**TEXT SHOWN**:
Re: Configuring Spark Memory

2014-07-24 Thread Martin Goodson
Great - thanks for the clarification Aaron. The offer stands for me to
write some documentation and an example that covers this without leaving
*any* room for ambiguity.




-- 
Martin Goodson  |  VP Data Science
(0)20 3397 1240
[image: Inline image 1]


On Thu, Jul 24, 2014 at 6:09 PM, Aaron Davidson ilike...@gmail.com wrote:

 Whoops, I was mistaken in my original post last year. By default, there is
 one executor per node per Spark Context, as you said.
 spark.executor.memory is the amount of memory that the application
 requests for each of its executors. SPARK_WORKER_MEMORY is the amount of
 memory a Spark Worker is willing to allocate in executors.

 So if you were to set SPARK_WORKER_MEMORY to 8g everywhere on your
 cluster, and spark.executor.memory to 4g, you would be able to run 2
 simultaneous Spark Contexts who get 4g per node. Similarly, if
 spark.executor.memory were 8g, you could only run 1 Spark Context at a time
 on the cluster, but it would get all the cluster's memory.


 On Thu, Jul 24, 2014 at 7:25 AM, Martin Goodson mar...@skimlinks.com
 wrote:

 Thank you Nishkam,
 I have read your code. So, for the sake of my understanding, it seems
 that for each spark context there is one executor per node? Can anyone
 confirm this?


 --
 Martin Goodson  |  VP Data Science
 (0)20 3397 1240
 [image: Inline image 1]


 On Thu, Jul 24, 2014 at 6:12 AM, Nishkam Ravi nr...@cloudera.com wrote:

 See if this helps:

 https://github.com/nishkamravi2/SparkAutoConfig/

 It's a very simple tool for auto-configuring default parameters in
 Spark. Takes as input high-level parameters (like number of nodes, cores
 per node, memory per node, etc) and spits out default configuration, user
 advice and command line. Compile (javac SparkConfigure.java) and run (java
 SparkConfigure).

 Also cc'ing dev in case others are interested in helping evolve this
 over time (by refining the heuristics and adding more parameters).

**ENTRIES SHOWN**:
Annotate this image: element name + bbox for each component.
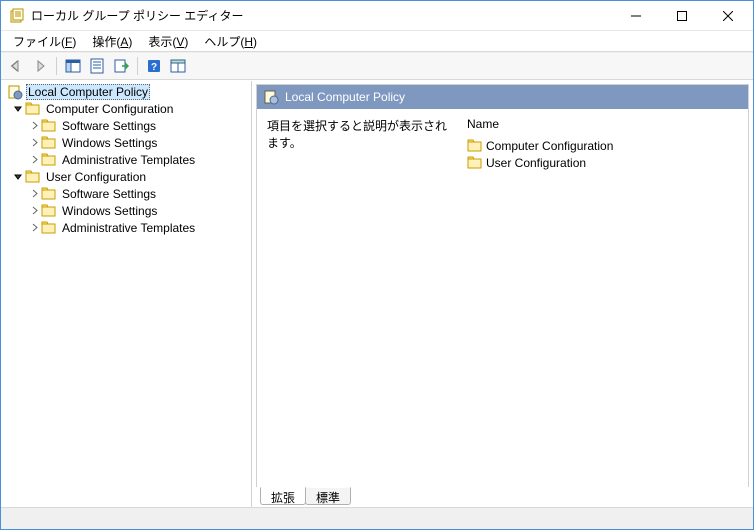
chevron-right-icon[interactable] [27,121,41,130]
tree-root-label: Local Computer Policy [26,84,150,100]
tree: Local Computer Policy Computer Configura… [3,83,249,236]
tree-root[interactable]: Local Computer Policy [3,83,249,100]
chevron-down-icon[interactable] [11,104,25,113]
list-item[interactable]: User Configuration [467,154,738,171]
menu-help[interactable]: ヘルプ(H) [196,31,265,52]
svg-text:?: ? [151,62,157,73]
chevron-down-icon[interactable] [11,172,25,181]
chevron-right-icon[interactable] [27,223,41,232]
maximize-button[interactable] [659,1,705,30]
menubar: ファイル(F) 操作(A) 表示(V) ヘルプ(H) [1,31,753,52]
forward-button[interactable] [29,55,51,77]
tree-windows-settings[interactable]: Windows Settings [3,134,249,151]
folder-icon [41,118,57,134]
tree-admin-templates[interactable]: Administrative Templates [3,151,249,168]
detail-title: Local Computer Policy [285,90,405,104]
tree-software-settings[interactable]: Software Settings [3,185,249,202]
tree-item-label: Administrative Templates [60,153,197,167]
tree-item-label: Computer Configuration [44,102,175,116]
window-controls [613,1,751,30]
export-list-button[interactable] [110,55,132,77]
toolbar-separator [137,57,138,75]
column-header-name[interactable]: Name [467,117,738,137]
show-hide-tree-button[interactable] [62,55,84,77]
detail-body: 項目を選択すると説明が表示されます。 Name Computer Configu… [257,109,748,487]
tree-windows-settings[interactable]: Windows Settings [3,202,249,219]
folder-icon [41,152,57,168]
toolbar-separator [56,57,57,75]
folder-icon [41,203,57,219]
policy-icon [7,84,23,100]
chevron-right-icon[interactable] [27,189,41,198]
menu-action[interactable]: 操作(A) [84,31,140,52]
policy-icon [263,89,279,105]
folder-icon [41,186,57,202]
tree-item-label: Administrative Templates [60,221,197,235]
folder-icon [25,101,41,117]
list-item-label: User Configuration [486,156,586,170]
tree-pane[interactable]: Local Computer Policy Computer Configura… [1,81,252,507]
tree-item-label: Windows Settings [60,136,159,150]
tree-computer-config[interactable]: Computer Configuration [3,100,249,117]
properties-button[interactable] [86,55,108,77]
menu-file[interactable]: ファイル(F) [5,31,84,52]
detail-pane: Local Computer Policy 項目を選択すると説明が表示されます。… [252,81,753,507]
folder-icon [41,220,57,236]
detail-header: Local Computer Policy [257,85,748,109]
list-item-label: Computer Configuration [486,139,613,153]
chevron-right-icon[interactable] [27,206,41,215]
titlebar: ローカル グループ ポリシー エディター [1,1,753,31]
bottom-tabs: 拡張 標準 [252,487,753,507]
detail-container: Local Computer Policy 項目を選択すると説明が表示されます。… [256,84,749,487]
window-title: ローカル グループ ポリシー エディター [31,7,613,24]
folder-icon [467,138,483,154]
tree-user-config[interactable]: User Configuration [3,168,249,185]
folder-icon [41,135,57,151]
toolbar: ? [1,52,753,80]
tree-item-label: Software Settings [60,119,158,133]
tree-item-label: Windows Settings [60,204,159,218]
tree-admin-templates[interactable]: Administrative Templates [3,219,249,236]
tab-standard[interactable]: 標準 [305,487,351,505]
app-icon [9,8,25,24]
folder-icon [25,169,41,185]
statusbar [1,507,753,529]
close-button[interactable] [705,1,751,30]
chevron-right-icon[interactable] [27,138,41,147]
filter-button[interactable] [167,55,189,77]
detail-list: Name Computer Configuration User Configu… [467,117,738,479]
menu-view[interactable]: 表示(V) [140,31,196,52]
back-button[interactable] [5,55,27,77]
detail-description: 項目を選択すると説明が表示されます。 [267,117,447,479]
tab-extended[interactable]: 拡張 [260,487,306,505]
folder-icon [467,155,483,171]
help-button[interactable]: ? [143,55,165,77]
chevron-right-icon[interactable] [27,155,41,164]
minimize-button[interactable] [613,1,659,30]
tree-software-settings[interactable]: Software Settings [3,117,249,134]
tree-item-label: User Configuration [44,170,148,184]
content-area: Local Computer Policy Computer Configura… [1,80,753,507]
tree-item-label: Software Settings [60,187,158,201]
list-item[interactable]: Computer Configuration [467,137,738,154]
--
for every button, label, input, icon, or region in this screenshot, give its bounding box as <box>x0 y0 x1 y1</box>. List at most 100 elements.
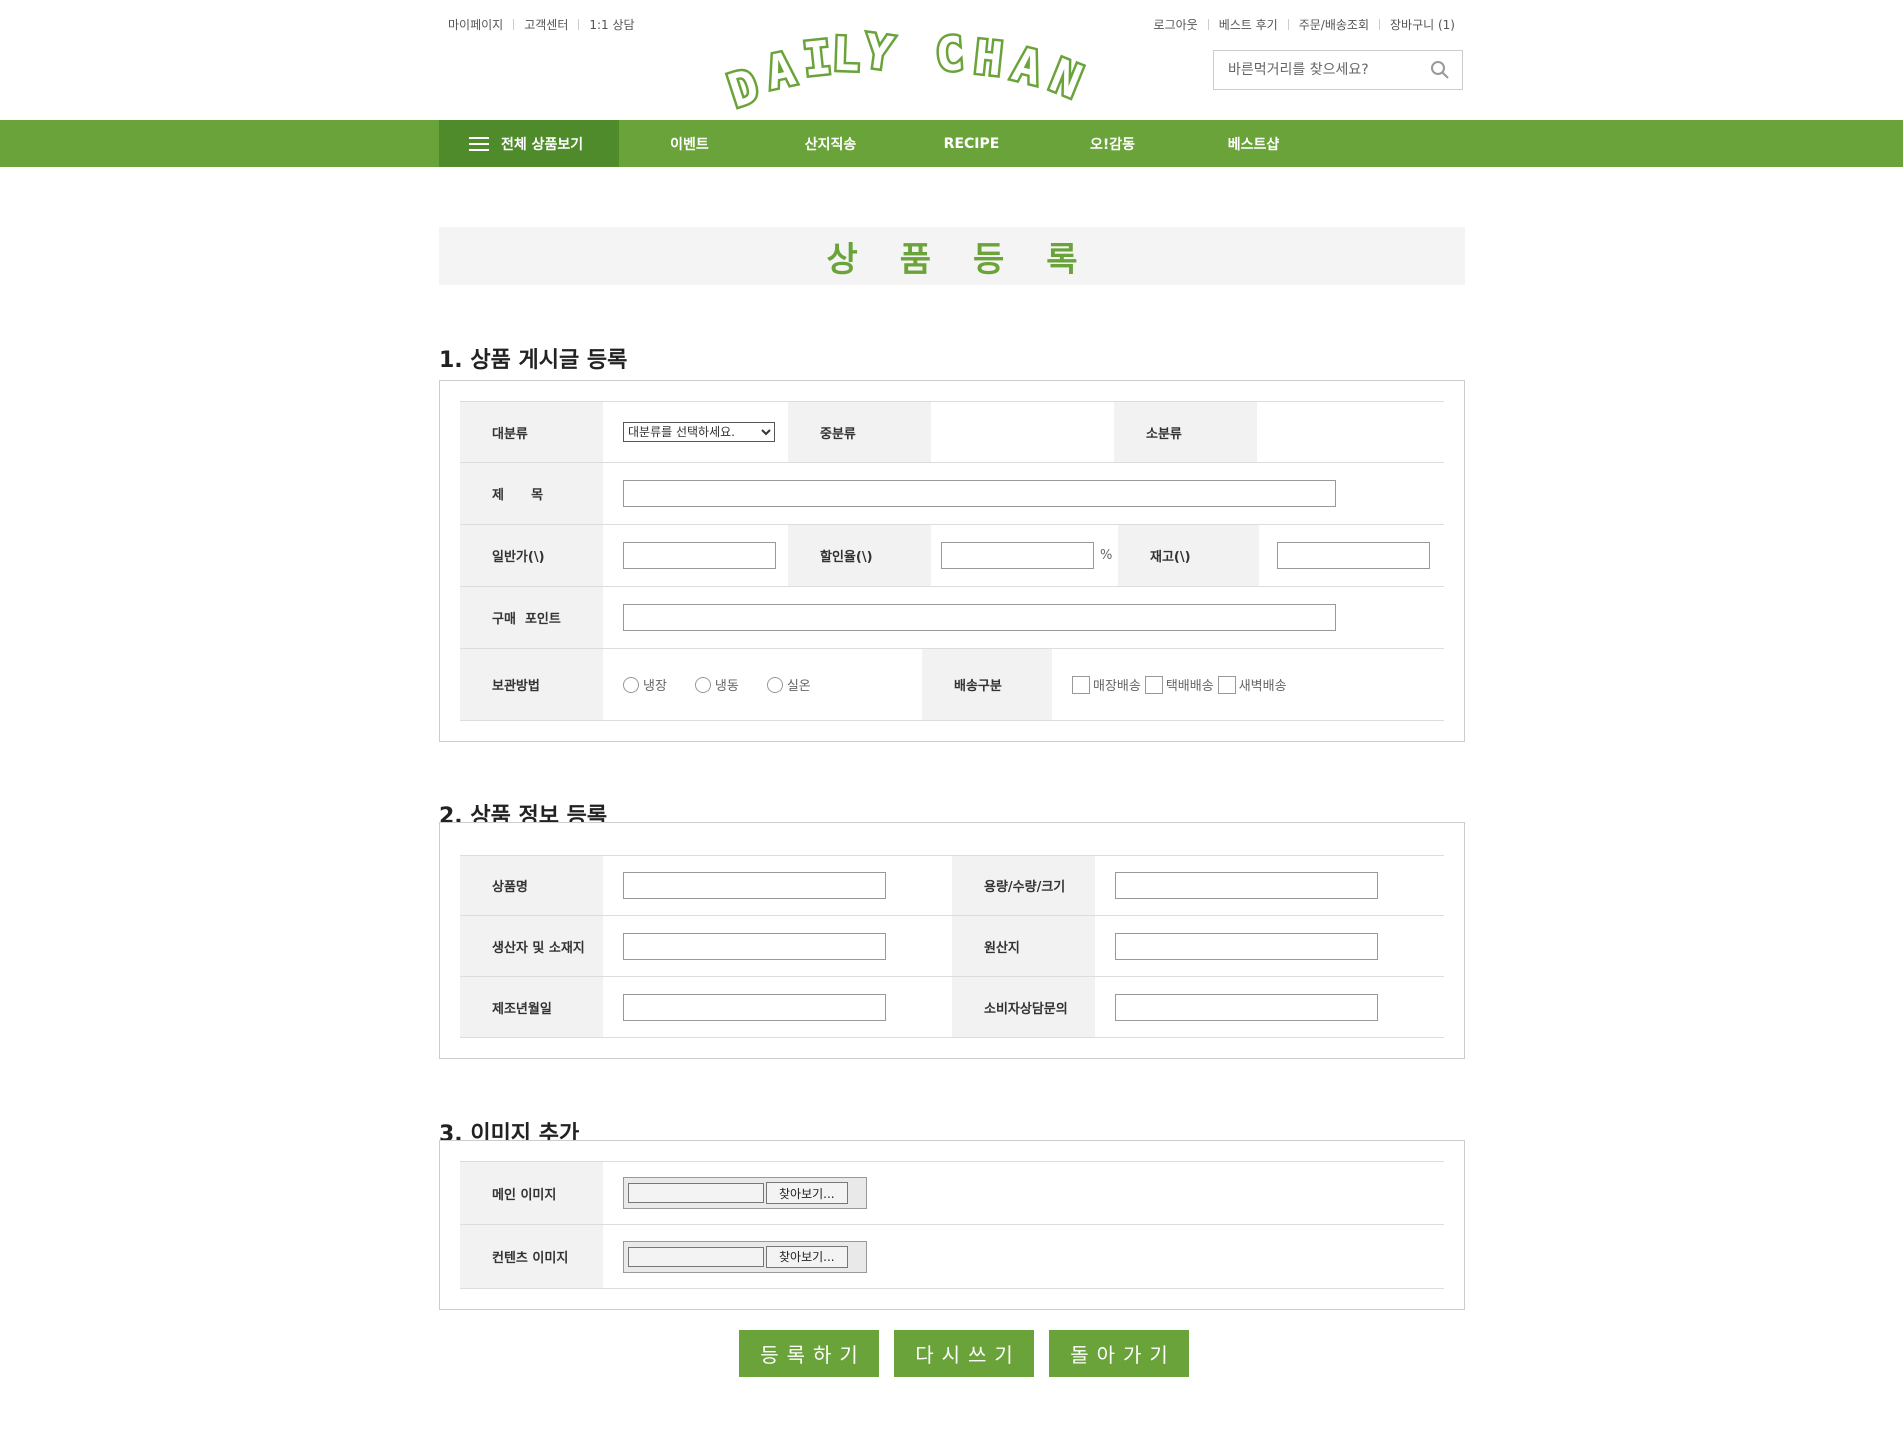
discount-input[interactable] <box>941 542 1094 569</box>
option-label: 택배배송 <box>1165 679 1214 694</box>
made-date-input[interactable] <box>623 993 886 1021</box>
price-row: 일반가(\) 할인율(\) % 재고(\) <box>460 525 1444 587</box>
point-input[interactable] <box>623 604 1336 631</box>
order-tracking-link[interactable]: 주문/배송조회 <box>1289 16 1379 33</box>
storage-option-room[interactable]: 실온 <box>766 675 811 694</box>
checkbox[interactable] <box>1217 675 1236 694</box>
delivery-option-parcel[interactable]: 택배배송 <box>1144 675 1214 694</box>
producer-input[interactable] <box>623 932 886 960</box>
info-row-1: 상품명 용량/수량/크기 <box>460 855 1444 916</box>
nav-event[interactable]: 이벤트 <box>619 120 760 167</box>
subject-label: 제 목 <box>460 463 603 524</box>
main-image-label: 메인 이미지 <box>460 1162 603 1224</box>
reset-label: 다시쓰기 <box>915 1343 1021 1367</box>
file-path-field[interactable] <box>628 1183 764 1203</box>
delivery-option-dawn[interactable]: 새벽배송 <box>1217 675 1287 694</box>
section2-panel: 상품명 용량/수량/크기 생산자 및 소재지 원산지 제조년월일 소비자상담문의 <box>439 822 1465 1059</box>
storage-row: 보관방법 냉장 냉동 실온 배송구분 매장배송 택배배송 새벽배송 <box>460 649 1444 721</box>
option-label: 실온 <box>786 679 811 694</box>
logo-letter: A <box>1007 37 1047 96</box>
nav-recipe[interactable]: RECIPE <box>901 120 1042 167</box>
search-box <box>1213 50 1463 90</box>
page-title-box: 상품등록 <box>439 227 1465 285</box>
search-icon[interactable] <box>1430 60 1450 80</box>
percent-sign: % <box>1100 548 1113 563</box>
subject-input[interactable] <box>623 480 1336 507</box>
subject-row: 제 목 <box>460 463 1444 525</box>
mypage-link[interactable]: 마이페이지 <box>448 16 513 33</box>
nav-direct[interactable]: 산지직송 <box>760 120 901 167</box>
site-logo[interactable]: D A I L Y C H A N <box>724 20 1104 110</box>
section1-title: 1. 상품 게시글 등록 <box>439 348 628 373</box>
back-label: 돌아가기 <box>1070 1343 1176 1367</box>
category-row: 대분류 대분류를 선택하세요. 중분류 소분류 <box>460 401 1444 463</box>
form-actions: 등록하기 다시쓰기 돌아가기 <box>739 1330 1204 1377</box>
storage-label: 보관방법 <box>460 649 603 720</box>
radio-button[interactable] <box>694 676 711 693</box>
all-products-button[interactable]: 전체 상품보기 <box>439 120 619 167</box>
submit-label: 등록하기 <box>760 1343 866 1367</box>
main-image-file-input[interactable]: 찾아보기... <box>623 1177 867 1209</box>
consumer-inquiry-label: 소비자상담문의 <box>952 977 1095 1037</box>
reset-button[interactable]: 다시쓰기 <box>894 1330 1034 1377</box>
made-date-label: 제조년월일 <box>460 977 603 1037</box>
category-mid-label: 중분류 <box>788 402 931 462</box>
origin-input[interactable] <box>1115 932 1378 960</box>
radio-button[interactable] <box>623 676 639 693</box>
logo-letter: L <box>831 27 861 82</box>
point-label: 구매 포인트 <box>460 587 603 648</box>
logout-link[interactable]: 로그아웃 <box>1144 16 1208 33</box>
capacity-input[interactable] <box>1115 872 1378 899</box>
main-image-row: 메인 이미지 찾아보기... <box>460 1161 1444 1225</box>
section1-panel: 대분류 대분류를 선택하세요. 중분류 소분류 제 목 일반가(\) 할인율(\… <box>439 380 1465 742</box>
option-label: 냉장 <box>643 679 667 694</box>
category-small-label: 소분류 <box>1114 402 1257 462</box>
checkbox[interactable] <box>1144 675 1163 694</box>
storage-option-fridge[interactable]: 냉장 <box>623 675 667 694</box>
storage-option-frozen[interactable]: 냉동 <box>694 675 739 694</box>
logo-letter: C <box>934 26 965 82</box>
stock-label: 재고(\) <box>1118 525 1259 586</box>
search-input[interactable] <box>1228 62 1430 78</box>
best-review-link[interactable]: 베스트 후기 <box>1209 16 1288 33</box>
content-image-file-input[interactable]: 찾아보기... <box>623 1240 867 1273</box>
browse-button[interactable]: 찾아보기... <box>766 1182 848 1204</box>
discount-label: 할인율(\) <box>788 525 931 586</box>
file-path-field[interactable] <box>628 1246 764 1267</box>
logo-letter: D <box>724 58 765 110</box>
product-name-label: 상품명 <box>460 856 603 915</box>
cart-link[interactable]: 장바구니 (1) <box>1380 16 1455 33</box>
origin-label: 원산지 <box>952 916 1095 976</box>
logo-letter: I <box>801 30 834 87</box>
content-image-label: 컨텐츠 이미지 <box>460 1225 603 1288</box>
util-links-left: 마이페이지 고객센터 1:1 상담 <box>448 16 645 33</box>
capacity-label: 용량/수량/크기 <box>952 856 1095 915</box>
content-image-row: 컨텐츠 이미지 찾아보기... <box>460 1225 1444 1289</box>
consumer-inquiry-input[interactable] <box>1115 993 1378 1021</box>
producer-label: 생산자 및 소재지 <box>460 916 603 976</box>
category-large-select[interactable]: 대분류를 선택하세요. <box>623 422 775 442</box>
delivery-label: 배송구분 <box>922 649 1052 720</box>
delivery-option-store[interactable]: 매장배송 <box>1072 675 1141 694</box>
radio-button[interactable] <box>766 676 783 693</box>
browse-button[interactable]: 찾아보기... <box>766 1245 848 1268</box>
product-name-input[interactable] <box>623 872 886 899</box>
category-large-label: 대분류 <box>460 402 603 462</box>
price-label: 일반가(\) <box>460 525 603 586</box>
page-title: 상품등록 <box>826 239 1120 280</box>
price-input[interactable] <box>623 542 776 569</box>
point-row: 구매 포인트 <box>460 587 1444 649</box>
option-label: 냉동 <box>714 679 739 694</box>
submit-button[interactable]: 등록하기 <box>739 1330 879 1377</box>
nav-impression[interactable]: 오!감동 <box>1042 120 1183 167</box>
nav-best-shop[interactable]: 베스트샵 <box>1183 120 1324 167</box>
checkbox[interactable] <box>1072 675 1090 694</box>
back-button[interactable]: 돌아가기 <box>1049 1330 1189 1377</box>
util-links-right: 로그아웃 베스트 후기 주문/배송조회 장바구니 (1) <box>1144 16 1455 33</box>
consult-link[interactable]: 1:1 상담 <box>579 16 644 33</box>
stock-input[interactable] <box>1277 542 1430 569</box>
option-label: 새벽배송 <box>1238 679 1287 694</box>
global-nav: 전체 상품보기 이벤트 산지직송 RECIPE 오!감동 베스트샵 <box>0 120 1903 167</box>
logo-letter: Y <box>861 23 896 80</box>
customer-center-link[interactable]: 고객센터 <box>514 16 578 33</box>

**INSTRUCTION 1**: Extract the passage of the Spark memory thread between "https://github.com/nishkamravi2/SparkAutoConfig/" and "adding more parameters).", inclusive.
**INSTRUCTION 2**: For each statement, say yes or no on whether the Spark memory thread agrees with it, and quote the words of the thread that decide it: (a) By default there is one executor per node per Spark Context. (b) With SPARK_WORKER_MEMORY and spark.executor.memory both set to 8g, two Spark Contexts could run at the same time. (c) The auto-configuration tool is compiled with javac SparkConfigure.java.

**EXERCISE ANSWER 1**:
https://github.com/nishkamravi2/SparkAutoConfig/

 It's a very simple tool for auto-configuring default parameters in
 Spark. Takes as input high-level parameters (like number of nodes, cores
 per node, memory per node, etc) and spits out default configuration, user
 advice and command line. Compile (javac SparkConfigure.java) and run (java
 SparkConfigure).

 Also cc'ing dev in case others are interested in helping evolve this
 over time (by refining the heuristics and adding more parameters).

**EXERCISE ANSWER 2**:
(a) Yes: "By default, there is one executor per node per Spark Context"
(b) No: "if spark.executor.memory were 8g, you could only run 1 Spark Context at a time on the cluster"
(c) Yes: "Compile (javac SparkConfigure.java)"